GOAL: Transcribe all records exactly.

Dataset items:
○ ○ ○
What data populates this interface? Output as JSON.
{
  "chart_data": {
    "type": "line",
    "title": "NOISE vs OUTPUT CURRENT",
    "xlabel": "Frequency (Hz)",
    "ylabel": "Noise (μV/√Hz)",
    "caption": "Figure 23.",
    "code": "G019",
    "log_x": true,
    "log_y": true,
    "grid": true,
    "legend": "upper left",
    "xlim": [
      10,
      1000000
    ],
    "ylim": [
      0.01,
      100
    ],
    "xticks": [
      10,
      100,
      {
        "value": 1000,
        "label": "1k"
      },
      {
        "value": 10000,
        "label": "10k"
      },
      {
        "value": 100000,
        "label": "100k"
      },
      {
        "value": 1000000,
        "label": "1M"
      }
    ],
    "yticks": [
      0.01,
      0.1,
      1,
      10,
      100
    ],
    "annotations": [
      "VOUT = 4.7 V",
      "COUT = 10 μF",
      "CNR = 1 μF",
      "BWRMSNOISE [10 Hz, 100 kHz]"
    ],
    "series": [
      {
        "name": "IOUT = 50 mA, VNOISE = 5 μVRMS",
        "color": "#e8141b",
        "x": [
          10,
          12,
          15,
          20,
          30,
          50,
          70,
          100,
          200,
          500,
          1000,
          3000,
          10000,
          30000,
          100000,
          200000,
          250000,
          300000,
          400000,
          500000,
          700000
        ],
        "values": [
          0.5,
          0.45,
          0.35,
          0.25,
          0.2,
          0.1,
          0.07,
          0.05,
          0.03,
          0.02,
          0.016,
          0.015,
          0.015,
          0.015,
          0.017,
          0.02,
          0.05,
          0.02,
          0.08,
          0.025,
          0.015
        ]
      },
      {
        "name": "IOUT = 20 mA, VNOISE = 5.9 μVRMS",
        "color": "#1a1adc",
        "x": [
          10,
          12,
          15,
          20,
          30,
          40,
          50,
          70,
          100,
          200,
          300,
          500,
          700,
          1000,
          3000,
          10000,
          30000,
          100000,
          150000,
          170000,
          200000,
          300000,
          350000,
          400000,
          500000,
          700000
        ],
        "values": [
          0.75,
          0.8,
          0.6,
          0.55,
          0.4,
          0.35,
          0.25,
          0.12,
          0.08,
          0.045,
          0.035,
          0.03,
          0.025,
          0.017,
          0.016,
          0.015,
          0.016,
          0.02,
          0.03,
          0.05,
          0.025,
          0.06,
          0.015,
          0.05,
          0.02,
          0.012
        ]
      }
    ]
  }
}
○ ○ ○
THE REPLY:
What data populates this interface? Output as JSON.
{
  "chart_data": {
    "type": "line",
    "title": "NOISE vs OUTPUT CURRENT",
    "xlabel": "Frequency (Hz)",
    "ylabel": "Noise (μV/√Hz)",
    "caption": "Figure 23.",
    "code": "G019",
    "log_x": true,
    "log_y": true,
    "grid": true,
    "legend": "upper left",
    "xlim": [
      10,
      1000000
    ],
    "ylim": [
      0.01,
      100
    ],
    "xticks": [
      10,
      100,
      {
        "value": 1000,
        "label": "1k"
      },
      {
        "value": 10000,
        "label": "10k"
      },
      {
        "value": 100000,
        "label": "100k"
      },
      {
        "value": 1000000,
        "label": "1M"
      }
    ],
    "yticks": [
      0.01,
      0.1,
      1,
      10,
      100
    ],
    "annotations": [
      "VOUT = 4.7 V",
      "COUT = 10 μF",
      "CNR = 1 μF",
      "BWRMSNOISE [10 Hz, 100 kHz]"
    ],
    "series": [
      {
        "name": "IOUT = 50 mA, VNOISE = 5 μVRMS",
        "color": "#e8141b",
        "x": [
          10,
          12,
          15,
          20,
          30,
          50,
          70,
          100,
          200,
          500,
          1000,
          3000,
          10000,
          30000,
          100000,
          200000,
          250000,
          300000,
          400000,
          500000,
          700000
        ],
        "values": [
          0.5,
          0.45,
          0.35,
          0.25,
          0.2,
          0.1,
          0.07,
          0.05,
          0.03,
          0.02,
          0.016,
          0.015,
          0.015,
          0.015,
          0.017,
          0.02,
          0.05,
          0.02,
          0.08,
          0.025,
          0.015
        ]
      },
      {
        "name": "IOUT = 20 mA, VNOISE = 5.9 μVRMS",
        "color": "#1a1adc",
        "x": [
          10,
          12,
          15,
          20,
          30,
          40,
          50,
          70,
          100,
          200,
          300,
          500,
          700,
          1000,
          3000,
          10000,
          30000,
          100000,
          150000,
          170000,
          200000,
          300000,
          350000,
          400000,
          500000,
          700000
        ],
        "values": [
          0.75,
          0.8,
          0.6,
          0.55,
          0.4,
          0.35,
          0.25,
          0.12,
          0.08,
          0.045,
          0.035,
          0.03,
          0.025,
          0.017,
          0.016,
          0.015,
          0.016,
          0.02,
          0.03,
          0.05,
          0.025,
          0.06,
          0.015,
          0.05,
          0.02,
          0.012
        ]
      }
    ]
  }
}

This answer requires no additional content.